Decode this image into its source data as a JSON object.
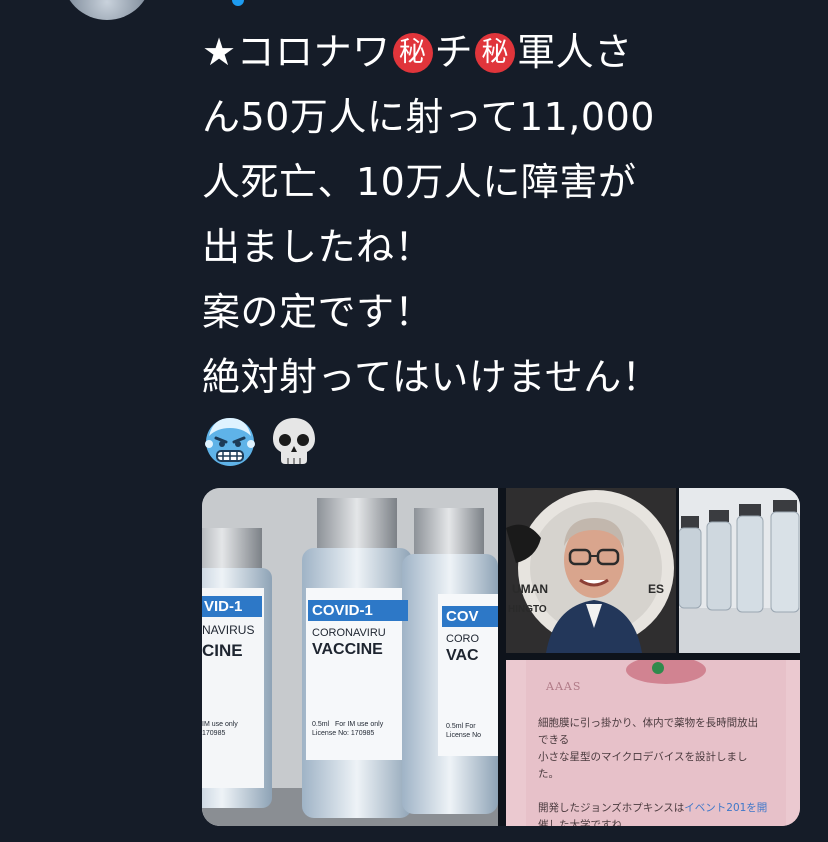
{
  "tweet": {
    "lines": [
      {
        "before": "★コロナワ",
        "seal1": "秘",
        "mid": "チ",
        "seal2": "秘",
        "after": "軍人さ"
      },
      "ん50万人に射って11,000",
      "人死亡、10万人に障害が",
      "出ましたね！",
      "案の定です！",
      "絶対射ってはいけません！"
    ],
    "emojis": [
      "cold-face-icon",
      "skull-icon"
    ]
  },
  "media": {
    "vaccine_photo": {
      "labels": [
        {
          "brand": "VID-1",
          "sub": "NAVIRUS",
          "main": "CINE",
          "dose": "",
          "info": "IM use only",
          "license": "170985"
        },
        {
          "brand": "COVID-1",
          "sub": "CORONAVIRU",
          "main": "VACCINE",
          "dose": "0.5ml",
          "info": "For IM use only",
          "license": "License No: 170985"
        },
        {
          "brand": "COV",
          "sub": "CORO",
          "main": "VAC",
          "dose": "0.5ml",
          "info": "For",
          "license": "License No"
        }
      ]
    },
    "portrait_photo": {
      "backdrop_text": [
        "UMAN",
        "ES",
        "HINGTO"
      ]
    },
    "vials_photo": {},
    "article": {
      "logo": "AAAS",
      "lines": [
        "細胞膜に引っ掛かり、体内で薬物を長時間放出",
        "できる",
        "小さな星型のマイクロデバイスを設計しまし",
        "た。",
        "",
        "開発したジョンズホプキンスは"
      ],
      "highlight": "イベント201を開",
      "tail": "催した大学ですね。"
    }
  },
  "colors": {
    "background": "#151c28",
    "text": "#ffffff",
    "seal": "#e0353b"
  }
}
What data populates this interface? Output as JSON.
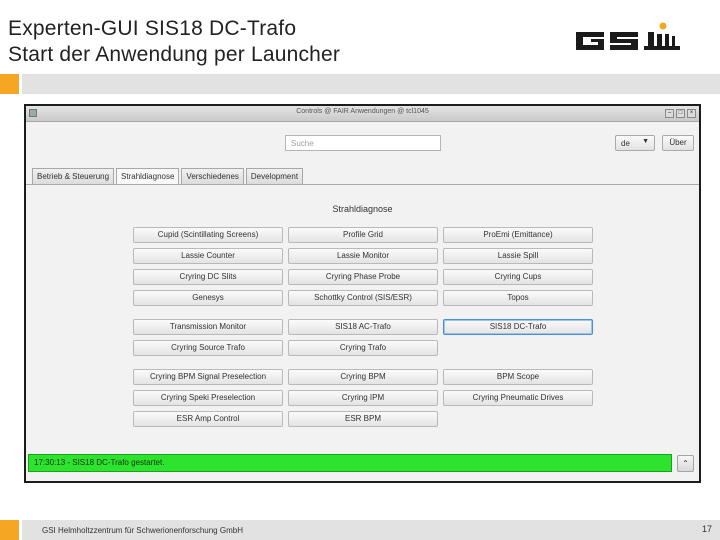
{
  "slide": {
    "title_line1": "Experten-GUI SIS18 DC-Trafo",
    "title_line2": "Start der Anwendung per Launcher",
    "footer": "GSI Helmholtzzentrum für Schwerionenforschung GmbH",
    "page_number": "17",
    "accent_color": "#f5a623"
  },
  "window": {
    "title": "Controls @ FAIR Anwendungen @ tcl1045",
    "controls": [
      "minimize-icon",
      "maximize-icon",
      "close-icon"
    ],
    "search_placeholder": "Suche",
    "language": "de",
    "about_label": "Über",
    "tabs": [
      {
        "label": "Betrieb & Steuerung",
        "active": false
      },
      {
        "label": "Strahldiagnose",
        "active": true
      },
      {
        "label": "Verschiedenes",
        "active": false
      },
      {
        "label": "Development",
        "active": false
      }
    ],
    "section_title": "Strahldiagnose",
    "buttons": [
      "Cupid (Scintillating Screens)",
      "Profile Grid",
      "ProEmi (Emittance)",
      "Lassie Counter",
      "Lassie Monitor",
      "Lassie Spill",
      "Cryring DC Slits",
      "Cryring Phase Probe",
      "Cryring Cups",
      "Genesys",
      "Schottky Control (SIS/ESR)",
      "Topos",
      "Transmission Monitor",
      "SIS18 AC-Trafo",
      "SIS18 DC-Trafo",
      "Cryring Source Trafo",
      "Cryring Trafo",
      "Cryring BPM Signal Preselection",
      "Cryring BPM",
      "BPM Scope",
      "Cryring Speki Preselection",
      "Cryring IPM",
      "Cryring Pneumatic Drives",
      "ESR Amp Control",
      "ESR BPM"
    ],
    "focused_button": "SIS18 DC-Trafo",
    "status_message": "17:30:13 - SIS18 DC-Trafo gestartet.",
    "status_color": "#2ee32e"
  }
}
* * *
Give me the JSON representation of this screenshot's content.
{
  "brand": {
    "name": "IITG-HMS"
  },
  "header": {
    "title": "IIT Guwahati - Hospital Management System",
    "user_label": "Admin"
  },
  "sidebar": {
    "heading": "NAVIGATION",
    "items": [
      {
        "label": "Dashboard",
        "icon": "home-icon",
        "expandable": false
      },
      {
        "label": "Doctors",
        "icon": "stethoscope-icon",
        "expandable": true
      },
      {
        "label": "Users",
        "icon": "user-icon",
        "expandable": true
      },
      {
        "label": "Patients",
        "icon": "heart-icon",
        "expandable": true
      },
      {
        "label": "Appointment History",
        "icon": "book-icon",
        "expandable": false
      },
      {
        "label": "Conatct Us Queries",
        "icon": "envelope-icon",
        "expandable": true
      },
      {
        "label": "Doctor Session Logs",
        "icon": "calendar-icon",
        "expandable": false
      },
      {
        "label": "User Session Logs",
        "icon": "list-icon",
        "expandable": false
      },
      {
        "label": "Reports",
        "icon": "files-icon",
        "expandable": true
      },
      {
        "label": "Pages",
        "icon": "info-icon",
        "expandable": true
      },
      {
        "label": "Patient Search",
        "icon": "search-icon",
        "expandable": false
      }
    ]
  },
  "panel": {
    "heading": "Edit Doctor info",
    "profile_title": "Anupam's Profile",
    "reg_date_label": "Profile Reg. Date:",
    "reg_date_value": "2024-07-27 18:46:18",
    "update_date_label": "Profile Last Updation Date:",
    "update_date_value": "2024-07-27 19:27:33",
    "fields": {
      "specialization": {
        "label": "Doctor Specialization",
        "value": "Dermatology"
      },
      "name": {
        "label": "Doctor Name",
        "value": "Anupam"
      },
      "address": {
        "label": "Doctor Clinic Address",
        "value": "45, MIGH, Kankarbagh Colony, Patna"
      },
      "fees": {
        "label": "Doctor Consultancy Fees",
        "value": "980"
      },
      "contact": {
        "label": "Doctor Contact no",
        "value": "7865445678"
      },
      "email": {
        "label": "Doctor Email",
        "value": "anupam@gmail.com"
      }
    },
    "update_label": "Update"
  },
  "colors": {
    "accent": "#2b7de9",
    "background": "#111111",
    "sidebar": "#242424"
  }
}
* * *
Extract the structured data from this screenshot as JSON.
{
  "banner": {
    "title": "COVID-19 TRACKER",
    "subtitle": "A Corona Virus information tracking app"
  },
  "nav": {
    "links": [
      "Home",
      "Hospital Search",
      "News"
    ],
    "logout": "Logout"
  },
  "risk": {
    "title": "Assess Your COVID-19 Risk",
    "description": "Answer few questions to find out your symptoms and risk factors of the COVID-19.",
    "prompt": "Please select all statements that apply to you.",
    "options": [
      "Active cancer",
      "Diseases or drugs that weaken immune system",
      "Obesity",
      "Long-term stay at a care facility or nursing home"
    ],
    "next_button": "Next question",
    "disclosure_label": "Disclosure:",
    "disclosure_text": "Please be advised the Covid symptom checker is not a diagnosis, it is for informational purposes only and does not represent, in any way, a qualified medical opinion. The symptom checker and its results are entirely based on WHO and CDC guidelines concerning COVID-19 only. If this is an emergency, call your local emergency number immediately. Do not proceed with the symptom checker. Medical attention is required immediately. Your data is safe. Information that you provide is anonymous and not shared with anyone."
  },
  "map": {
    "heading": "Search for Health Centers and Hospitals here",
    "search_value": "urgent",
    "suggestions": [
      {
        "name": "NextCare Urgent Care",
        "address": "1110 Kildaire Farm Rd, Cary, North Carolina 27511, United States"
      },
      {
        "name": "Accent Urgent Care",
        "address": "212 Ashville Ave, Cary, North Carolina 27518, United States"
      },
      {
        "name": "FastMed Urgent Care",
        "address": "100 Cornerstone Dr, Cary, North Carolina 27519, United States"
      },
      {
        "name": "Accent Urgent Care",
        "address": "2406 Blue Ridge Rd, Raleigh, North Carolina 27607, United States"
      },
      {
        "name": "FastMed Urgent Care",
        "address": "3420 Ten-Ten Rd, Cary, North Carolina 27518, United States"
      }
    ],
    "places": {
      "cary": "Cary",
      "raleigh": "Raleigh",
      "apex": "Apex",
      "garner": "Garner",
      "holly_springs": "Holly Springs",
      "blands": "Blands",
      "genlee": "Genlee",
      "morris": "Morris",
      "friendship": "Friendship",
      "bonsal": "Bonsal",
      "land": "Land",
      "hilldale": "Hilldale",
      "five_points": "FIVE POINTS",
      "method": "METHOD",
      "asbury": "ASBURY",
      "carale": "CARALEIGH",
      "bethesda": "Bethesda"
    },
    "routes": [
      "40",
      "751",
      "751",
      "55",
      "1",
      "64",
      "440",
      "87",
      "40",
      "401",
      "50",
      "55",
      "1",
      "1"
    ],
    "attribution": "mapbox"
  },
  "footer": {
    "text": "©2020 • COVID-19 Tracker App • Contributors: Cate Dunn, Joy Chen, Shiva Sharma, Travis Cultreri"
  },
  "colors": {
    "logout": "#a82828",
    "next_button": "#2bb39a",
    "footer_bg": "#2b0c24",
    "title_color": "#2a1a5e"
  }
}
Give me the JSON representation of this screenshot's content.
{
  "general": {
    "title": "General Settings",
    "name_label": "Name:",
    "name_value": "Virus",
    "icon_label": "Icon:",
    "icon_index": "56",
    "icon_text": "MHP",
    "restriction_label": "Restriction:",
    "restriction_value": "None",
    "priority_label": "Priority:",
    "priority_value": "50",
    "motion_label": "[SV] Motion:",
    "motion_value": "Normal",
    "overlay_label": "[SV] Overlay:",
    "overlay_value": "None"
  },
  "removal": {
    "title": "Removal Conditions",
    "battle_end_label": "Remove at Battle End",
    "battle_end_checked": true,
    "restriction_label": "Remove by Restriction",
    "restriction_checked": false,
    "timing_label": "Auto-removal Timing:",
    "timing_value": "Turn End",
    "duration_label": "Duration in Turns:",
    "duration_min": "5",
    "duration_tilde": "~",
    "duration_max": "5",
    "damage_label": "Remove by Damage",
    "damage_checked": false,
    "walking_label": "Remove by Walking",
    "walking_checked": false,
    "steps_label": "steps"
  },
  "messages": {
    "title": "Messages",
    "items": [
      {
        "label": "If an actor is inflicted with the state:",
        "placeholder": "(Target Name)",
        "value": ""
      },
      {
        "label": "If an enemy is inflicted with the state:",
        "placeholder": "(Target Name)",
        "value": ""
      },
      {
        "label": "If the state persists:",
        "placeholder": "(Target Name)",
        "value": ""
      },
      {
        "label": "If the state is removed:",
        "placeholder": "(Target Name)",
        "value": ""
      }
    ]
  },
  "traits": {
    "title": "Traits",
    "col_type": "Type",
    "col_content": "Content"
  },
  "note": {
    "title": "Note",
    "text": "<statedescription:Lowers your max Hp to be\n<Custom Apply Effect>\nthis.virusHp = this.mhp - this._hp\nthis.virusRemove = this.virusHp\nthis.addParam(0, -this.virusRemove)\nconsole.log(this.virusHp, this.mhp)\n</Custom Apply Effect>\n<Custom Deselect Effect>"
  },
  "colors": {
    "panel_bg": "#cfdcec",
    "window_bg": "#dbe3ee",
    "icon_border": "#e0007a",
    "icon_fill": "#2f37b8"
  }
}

→ **Aim of the task**
Search the records above for the string "only" and copy each line that holds it.

→ **Task result**
          "info": "IM use only",
          "info": "For IM use only",
    "disclosure_text": "Please be advised the Covid symptom checker is not a diagnosis, it is for informational purposes only and does not represent, in any way, a qualified medical opinion. The symptom checker and its results are entirely based on WHO and CDC guidelines concerning COVID-19 only. If this is an emergency, call your local emergency number immediately. Do not proceed with the symptom checker. Medical attention is required immediately. Your data is safe. Information that you provide is anonymous and not shared with anyone."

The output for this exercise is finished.